- **To do**
Lines that hold the word "Preliminary" should be located and copied.

- **Exercise data**
——
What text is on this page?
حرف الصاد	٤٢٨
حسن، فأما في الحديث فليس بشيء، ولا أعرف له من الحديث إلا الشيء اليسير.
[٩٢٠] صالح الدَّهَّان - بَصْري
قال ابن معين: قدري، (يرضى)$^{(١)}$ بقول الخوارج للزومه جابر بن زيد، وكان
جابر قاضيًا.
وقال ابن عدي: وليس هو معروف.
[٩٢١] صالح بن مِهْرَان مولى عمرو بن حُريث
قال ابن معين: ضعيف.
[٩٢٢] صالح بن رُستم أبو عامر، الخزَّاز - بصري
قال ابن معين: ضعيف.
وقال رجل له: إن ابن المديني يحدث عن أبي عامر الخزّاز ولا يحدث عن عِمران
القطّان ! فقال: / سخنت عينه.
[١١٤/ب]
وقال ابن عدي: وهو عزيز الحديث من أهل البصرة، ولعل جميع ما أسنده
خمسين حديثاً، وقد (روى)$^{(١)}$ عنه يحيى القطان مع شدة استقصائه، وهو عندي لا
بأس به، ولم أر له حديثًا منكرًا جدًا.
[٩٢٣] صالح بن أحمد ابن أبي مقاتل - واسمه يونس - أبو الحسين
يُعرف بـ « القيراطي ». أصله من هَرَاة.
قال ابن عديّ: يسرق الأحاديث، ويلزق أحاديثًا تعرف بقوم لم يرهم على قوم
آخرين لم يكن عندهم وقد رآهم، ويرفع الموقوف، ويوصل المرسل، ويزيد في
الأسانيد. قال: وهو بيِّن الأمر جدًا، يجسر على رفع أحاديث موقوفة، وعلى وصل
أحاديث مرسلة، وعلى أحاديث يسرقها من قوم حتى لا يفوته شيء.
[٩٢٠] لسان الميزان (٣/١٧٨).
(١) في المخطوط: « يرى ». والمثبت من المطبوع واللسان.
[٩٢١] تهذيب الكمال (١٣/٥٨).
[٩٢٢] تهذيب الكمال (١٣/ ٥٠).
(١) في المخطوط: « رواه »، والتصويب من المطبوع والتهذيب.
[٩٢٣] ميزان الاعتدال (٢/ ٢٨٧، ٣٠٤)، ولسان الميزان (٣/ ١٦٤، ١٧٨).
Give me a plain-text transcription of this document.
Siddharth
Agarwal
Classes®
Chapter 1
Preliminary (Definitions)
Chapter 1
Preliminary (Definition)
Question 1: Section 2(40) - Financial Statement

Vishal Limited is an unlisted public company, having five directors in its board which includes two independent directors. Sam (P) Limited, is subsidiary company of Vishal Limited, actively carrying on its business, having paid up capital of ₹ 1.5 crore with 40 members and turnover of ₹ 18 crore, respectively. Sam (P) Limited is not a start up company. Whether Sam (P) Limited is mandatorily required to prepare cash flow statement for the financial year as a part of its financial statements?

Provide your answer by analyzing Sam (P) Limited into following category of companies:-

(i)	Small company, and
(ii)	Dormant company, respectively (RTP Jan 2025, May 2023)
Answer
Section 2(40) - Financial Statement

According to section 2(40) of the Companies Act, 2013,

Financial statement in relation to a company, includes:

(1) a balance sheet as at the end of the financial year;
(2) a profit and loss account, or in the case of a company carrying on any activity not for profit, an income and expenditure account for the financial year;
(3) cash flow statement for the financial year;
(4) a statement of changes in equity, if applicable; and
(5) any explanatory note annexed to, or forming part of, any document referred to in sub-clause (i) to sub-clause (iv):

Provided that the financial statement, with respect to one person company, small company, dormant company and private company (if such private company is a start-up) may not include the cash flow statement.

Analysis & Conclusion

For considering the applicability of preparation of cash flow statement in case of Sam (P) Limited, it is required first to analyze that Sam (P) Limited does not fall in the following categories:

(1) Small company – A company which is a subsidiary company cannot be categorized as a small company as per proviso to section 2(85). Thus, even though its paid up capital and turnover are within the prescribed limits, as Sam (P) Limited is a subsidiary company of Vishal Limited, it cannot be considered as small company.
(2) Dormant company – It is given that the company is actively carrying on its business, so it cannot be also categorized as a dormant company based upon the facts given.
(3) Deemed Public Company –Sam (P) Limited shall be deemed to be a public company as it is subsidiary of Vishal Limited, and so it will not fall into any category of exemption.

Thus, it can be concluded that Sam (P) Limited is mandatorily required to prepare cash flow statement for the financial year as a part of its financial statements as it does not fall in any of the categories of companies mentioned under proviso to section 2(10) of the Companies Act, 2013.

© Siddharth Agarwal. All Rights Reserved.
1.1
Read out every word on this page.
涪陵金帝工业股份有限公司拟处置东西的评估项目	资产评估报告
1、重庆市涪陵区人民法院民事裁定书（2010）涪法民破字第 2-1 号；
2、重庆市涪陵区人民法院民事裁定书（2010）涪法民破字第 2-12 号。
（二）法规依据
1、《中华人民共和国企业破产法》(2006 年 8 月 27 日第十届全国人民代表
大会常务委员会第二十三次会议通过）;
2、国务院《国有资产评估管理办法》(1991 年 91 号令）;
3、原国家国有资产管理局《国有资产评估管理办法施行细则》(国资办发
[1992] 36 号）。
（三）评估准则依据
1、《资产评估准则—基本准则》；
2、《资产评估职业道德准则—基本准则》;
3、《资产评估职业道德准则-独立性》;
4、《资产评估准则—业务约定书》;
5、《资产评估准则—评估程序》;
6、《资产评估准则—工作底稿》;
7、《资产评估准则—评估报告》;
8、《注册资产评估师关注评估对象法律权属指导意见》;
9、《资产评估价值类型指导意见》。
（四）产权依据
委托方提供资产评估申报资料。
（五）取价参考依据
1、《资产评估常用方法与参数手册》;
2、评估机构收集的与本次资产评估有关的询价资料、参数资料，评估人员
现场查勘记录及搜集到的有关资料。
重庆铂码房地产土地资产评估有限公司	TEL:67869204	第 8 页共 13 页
——
- **Finished answer**
Preliminary (Definitions)
Preliminary (Definition)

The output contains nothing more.